EXERCISE TEXT: Begin

Contribution of different opioid systems to footshock-induced analgesia and motor suppression.

Mice, subjected footshock, showed a significant increase of pain threshold and motor suppression immediately after the footshock and both effects were partially antagonized by pretreatment with naloxone at high doses. The magnitude of footshock-induced analgesia, but not motor suppression, was significantly less in morphine-tolerant mice than in non-tolerant mice. On the other hand, the magnitude of motor suppression, but not analgesia, was significantly less in ethylketocyclazocine- and pentazocine-tolerant mice than in non-tolerant mice. Furthermore, the apparent development of tolerance to both phenomena by successive daily footshocks was strikingly different. Tolerance to footshock-induced analgesia was induced on day 4 by the successive footshocks, while tolerance to motor suppression was not observed until day 17 of successive daily footshocks. In addition, the antinociceptive effect of morphine was significantly attenuated in mice tolerant to footshock-induced analgesia. These results suggest that different opioid systems may participate in footshock-induced analgesia and motor suppression. In addition, it is suggested that footshock-induced analgesia may be mediated by mu and/or delta receptors and motor suppression may be mediated by kappa and/or delta receptors.

EXERCISE TEXT: End

THE TASK:
According to the abstract on footshock-induced analgesia, on what day of successive daily footshocks was tolerance to motor suppression first observed?

INFORMATION: Begin

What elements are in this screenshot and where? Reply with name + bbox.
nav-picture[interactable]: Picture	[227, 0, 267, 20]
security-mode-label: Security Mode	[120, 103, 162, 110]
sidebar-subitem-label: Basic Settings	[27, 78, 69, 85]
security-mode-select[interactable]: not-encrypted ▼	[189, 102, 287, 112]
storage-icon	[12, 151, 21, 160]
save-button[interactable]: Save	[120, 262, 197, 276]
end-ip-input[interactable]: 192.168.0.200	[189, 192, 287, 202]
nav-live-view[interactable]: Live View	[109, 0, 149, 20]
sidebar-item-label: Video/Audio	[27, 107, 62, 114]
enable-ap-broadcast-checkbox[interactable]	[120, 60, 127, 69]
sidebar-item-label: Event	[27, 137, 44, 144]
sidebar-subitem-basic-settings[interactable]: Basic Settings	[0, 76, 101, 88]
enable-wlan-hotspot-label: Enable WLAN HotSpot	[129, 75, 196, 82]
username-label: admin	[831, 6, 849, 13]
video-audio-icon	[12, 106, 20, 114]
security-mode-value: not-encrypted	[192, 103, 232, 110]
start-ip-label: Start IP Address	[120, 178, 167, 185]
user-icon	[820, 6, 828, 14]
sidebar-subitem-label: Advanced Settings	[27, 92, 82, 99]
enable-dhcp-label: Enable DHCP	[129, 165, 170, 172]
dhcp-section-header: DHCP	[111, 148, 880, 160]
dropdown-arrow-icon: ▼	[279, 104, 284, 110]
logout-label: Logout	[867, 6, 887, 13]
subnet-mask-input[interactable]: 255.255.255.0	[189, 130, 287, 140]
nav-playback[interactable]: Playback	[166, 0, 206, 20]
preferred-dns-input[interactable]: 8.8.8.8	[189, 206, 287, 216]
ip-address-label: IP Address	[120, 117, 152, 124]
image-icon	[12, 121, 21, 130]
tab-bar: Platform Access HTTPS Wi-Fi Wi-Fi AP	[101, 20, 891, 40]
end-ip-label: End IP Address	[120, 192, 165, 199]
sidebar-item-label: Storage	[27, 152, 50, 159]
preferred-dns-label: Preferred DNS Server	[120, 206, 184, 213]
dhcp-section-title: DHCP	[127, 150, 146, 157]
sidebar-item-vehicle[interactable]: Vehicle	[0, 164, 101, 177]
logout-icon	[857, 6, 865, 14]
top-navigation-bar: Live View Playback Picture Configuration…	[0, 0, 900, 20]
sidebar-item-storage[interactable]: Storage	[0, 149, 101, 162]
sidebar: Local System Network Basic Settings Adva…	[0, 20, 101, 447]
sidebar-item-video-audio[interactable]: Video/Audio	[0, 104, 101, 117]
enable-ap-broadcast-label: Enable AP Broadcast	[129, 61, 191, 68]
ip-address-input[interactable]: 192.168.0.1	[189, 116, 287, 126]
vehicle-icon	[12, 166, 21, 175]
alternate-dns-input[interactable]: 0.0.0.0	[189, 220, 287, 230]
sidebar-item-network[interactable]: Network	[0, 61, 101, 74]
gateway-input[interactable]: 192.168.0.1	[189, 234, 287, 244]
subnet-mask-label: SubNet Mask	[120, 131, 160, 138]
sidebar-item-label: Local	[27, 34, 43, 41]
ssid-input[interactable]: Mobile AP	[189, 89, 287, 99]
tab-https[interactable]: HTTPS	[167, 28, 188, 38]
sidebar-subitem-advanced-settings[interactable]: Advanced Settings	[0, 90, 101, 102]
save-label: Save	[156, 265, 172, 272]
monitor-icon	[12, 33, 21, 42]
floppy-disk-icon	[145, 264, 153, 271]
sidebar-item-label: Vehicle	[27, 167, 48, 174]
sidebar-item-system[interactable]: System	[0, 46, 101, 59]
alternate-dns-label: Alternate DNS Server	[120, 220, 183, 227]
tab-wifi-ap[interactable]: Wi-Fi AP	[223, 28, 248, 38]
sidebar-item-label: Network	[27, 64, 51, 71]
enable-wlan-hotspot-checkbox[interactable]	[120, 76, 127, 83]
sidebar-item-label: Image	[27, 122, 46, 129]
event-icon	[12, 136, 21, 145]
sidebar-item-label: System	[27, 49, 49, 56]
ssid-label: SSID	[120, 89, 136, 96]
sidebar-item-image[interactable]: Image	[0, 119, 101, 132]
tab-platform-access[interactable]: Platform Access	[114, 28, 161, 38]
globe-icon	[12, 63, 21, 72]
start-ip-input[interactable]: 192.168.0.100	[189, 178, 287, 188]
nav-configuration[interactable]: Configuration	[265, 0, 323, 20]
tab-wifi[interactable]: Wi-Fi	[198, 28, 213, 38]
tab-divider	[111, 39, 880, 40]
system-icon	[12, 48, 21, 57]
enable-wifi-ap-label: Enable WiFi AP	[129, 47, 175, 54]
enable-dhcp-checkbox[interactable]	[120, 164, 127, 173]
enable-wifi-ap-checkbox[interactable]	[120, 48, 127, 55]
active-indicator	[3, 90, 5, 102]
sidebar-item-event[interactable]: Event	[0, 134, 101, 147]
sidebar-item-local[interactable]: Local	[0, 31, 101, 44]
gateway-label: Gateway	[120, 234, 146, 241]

INFORMATION: End

COMPLETED EXERCISE:
Day 17